* **TASK TO COMPLETE**
Extract all lines containing "MunafaSutra".

----

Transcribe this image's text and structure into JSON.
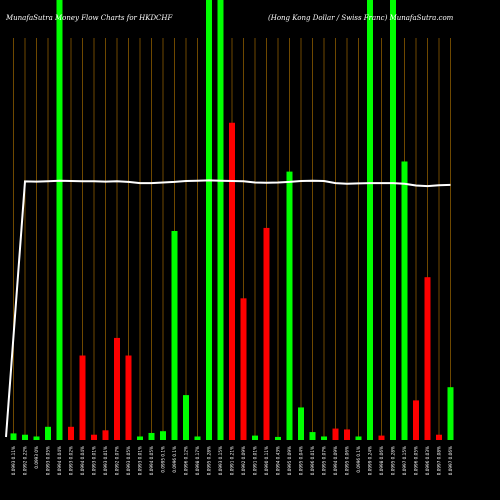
{
  "chart_data": {
    "type": "bar",
    "title": "MunafaSutra  Money Flow  Charts for HKDCHF",
    "subtitle": "(Hong Kong Dollar / Swiss Franc) MunafaSutra.com",
    "ylim": [
      0,
      100
    ],
    "grid": "vertical",
    "colors": {
      "background": "#000000",
      "up": "#00ff00",
      "down": "#ff0000",
      "grid": "#8b5a00",
      "line": "#ffffff"
    },
    "categories": [
      "0.0993 0.11%",
      "0.0992 0.22%",
      "0.0993 0%",
      "0.0993 0.05%",
      "0.0994 0.04%",
      "0.0993 0.02%",
      "0.0994 0.04%",
      "0.0993 0.01%",
      "0.0993 0.01%",
      "0.0992 0.07%",
      "0.0993 0.05%",
      "0.0993 0.01%",
      "0.0994 0.05%",
      "0.0995 0.1%",
      "0.0996 0.1%",
      "0.0996 0.12%",
      "0.0998 0.17%",
      "0.0995 0.28%",
      "0.0993 0.15%",
      "0.0991 0.21%",
      "0.0992 0.09%",
      "0.0991 0.01%",
      "0.0990 0.11%",
      "0.0994 0.43%",
      "0.0995 0.09%",
      "0.0995 0.04%",
      "0.0996 0.01%",
      "0.0995 0.07%",
      "0.0994 0.09%",
      "0.0995 0.06%",
      "0.0996 0.1%",
      "0.0999 0.24%",
      "0.0998 0.06%",
      "0.0995 0.28%",
      "0.0997 0.15%",
      "0.0996 0.05%",
      "0.0996 0.03%",
      "0.0997 0.08%",
      "0.0997 0.06%"
    ],
    "series": [
      {
        "values": [
          1.5,
          1.2,
          0.8,
          3.0,
          100,
          3.0,
          19.2,
          1.2,
          2.2,
          23.2,
          19.2,
          0.8,
          1.6,
          2.0,
          47.5,
          10.2,
          0.8,
          100,
          100,
          72.1,
          32.2,
          1.0,
          48.2,
          0.7,
          61.0,
          7.4,
          1.8,
          0.8,
          2.6,
          2.4,
          0.8,
          100,
          1.0,
          100,
          63.3,
          9.0,
          37.0,
          1.2,
          12.0
        ],
        "directions": [
          "up",
          "up",
          "up",
          "up",
          "up",
          "down",
          "down",
          "down",
          "down",
          "down",
          "down",
          "up",
          "up",
          "up",
          "up",
          "up",
          "up",
          "up",
          "up",
          "down",
          "down",
          "up",
          "down",
          "up",
          "up",
          "up",
          "up",
          "up",
          "down",
          "down",
          "up",
          "up",
          "down",
          "up",
          "up",
          "down",
          "down",
          "down",
          "up"
        ]
      },
      {
        "type": "line",
        "values": [
          60,
          0.85,
          0.8,
          0.9,
          1.05,
          1.0,
          0.9,
          0.9,
          0.8,
          0.9,
          0.7,
          0.3,
          0.3,
          0.5,
          0.7,
          1.0,
          1.1,
          1.2,
          1.1,
          1.0,
          0.9,
          0.5,
          0.4,
          0.5,
          0.7,
          1.0,
          1.1,
          1.0,
          0.3,
          0.1,
          0.2,
          0.3,
          0.3,
          0.3,
          0.1,
          -0.5,
          -0.7,
          -0.4,
          -0.3
        ],
        "ylim": [
          -110,
          30
        ]
      }
    ]
  }
}
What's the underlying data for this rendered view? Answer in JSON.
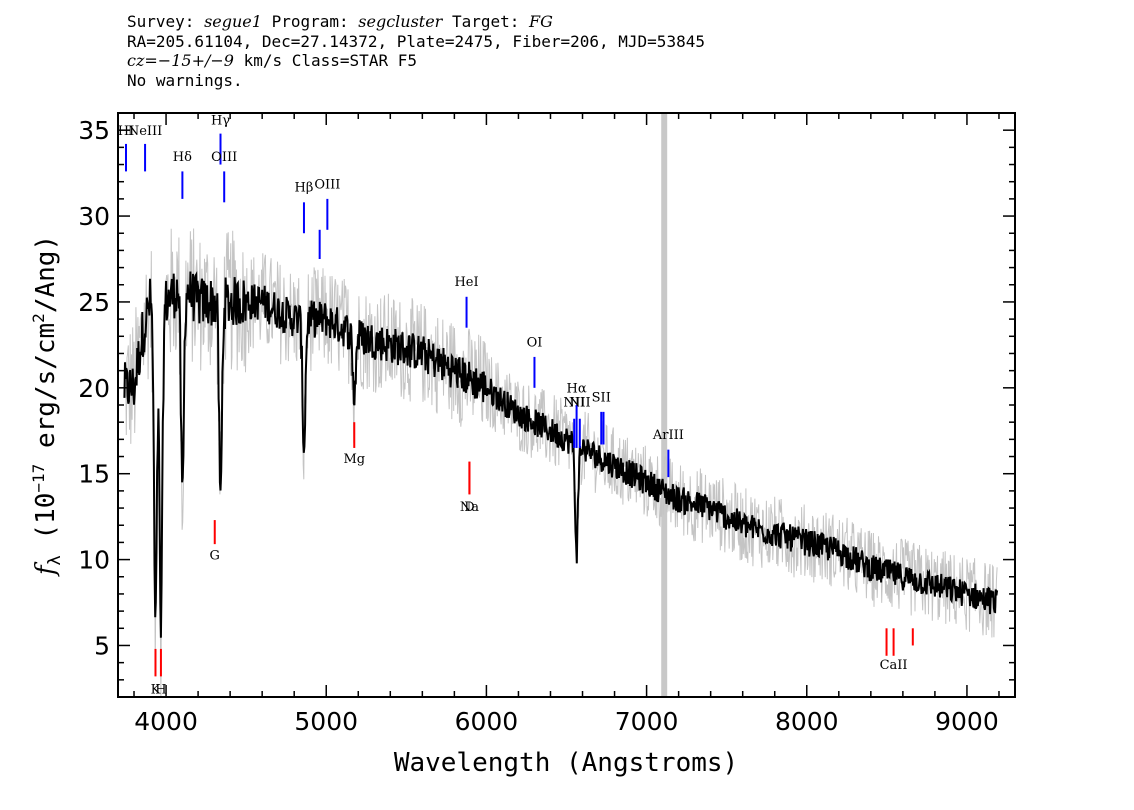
{
  "header": {
    "line1": {
      "survey_label": "Survey: ",
      "survey": "segue1",
      "program_label": " Program: ",
      "program": "segcluster",
      "target_label": " Target: ",
      "target": "FG"
    },
    "line2": "RA=205.61104, Dec=27.14372, Plate=2475, Fiber=206, MJD=53845",
    "line3": {
      "cz_label": "cz",
      "cz_value": "=−15+/−9",
      "cz_units": " km/s Class=STAR F5"
    },
    "line4": "No warnings."
  },
  "chart_data": {
    "type": "line",
    "xlabel": "Wavelength (Angstroms)",
    "ylabel": "fλ (10⁻¹⁷ erg/s/cm²/Ang)",
    "xlim": [
      3700,
      9300
    ],
    "ylim": [
      2,
      36
    ],
    "xticks": [
      4000,
      5000,
      6000,
      7000,
      8000,
      9000
    ],
    "yticks": [
      5,
      10,
      15,
      20,
      25,
      30,
      35
    ],
    "grid": false,
    "series": [
      {
        "role": "flux_error_band",
        "color": "#c4c4c4",
        "x": [
          3800,
          3850,
          3900,
          3950,
          4000,
          4100,
          4200,
          4300,
          4400,
          4500,
          4600,
          4700,
          4800,
          4900,
          5000,
          5200,
          5400,
          5600,
          5800,
          6000,
          6200,
          6400,
          6600,
          6800,
          7000,
          7200,
          7400,
          7600,
          7800,
          8000,
          8200,
          8400,
          8600,
          8800,
          9000,
          9190
        ],
        "y": [
          20,
          23,
          25,
          24,
          25,
          26,
          25,
          25,
          25,
          25,
          25,
          24.5,
          24,
          24,
          24,
          23,
          22.5,
          22,
          21,
          20,
          18.5,
          17.5,
          16.5,
          15.5,
          14.5,
          13.5,
          13,
          12,
          11.5,
          11,
          10.5,
          9.5,
          9,
          8.5,
          8,
          7.5
        ]
      },
      {
        "role": "flux",
        "color": "#000000",
        "x": [
          3800,
          3850,
          3900,
          3950,
          4000,
          4100,
          4200,
          4300,
          4400,
          4500,
          4600,
          4700,
          4800,
          4900,
          5000,
          5200,
          5400,
          5600,
          5800,
          6000,
          6200,
          6400,
          6600,
          6800,
          7000,
          7200,
          7400,
          7600,
          7800,
          8000,
          8200,
          8400,
          8600,
          8800,
          9000,
          9190
        ],
        "y": [
          20,
          23,
          25,
          24,
          25,
          26,
          25,
          25,
          25,
          25,
          25,
          24.5,
          24,
          24,
          24,
          23,
          22.5,
          22,
          21,
          20,
          18.5,
          17.5,
          16.5,
          15.5,
          14.5,
          13.5,
          13,
          12,
          11.5,
          11,
          10.5,
          9.5,
          9,
          8.5,
          8,
          7.5
        ]
      }
    ],
    "absorption_dips": [
      {
        "x": 3934,
        "y": 6
      },
      {
        "x": 3968,
        "y": 6
      },
      {
        "x": 4102,
        "y": 13.5
      },
      {
        "x": 4340,
        "y": 13.5
      },
      {
        "x": 4861,
        "y": 16.5
      },
      {
        "x": 5175,
        "y": 19.5
      },
      {
        "x": 6563,
        "y": 10.5
      }
    ],
    "gap_band": {
      "x": 7110,
      "color": "#c8c8c8"
    },
    "emission_lines": [
      {
        "label": "HI",
        "x": 3750,
        "y_label": 34.6,
        "y_top": 34.2,
        "y_bottom": 32.6
      },
      {
        "label": "NeIII",
        "x": 3869,
        "y_label": 34.6,
        "y_top": 34.2,
        "y_bottom": 32.6
      },
      {
        "label": "Hδ",
        "x": 4102,
        "y_label": 33.1,
        "y_top": 32.6,
        "y_bottom": 31.0
      },
      {
        "label": "Hγ",
        "x": 4340,
        "y_label": 35.2,
        "y_top": 34.8,
        "y_bottom": 33.0
      },
      {
        "label": "OIII",
        "x": 4363,
        "y_label": 33.1,
        "y_top": 32.6,
        "y_bottom": 30.8
      },
      {
        "label": "Hβ",
        "x": 4861,
        "y_label": 31.3,
        "y_top": 30.8,
        "y_bottom": 29.0
      },
      {
        "label": "OIII",
        "x": 5007,
        "y_label": 31.5,
        "y_top": 31.0,
        "y_bottom": 29.2
      },
      {
        "label": "",
        "x": 4959,
        "y_label": 29.2,
        "y_top": 29.2,
        "y_bottom": 27.5
      },
      {
        "label": "HeI",
        "x": 5876,
        "y_label": 25.8,
        "y_top": 25.3,
        "y_bottom": 23.5
      },
      {
        "label": "OI",
        "x": 6300,
        "y_label": 22.3,
        "y_top": 21.8,
        "y_bottom": 20.0
      },
      {
        "label": "NII",
        "x": 6548,
        "y_label": 18.8,
        "y_top": 18.2,
        "y_bottom": 16.5
      },
      {
        "label": "Hα",
        "x": 6563,
        "y_label": 19.6,
        "y_top": 19.0,
        "y_bottom": 16.5
      },
      {
        "label": "NII",
        "x": 6583,
        "y_label": 18.8,
        "y_top": 18.2,
        "y_bottom": 16.5
      },
      {
        "label": "SII",
        "x": 6717,
        "y_label": 19.1,
        "y_top": 18.6,
        "y_bottom": 16.7
      },
      {
        "label": "",
        "x": 6731,
        "y_label": 18.6,
        "y_top": 18.6,
        "y_bottom": 16.7
      },
      {
        "label": "ArIII",
        "x": 7136,
        "y_label": 16.9,
        "y_top": 16.4,
        "y_bottom": 14.8
      }
    ],
    "absorption_lines": [
      {
        "label": "K",
        "x": 3934,
        "y_label": 2.8,
        "y_top": 4.8,
        "y_bottom": 3.2
      },
      {
        "label": "H",
        "x": 3968,
        "y_label": 2.8,
        "y_top": 4.8,
        "y_bottom": 3.2
      },
      {
        "label": "G",
        "x": 4304,
        "y_label": 10.6,
        "y_top": 12.3,
        "y_bottom": 10.9
      },
      {
        "label": "Mg",
        "x": 5175,
        "y_label": 16.2,
        "y_top": 18.0,
        "y_bottom": 16.5
      },
      {
        "label": "Na",
        "x": 5894,
        "y_label": 13.4,
        "y_top": 15.7,
        "y_bottom": 13.8
      },
      {
        "label": "D",
        "x": 5894,
        "y_label": 13.4,
        "y_top": 15.7,
        "y_bottom": 13.8
      },
      {
        "label": "CaII",
        "x": 8542,
        "y_label": 4.2,
        "y_top": 6.0,
        "y_bottom": 4.4
      },
      {
        "label": "",
        "x": 8498,
        "y_label": 4.4,
        "y_top": 6.0,
        "y_bottom": 4.4
      },
      {
        "label": "",
        "x": 8662,
        "y_label": 5.0,
        "y_top": 6.0,
        "y_bottom": 5.0
      }
    ],
    "colors": {
      "emission": "#0000ff",
      "absorption": "#ff0000",
      "error": "#c4c4c4",
      "flux": "#000000"
    }
  }
}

----

* **EXERCISE ANSWER**
    "title": "MunafaSutra  Money Flow  Charts for HKDCHF",
    "subtitle": "(Hong Kong Dollar / Swiss Franc) MunafaSutra.com",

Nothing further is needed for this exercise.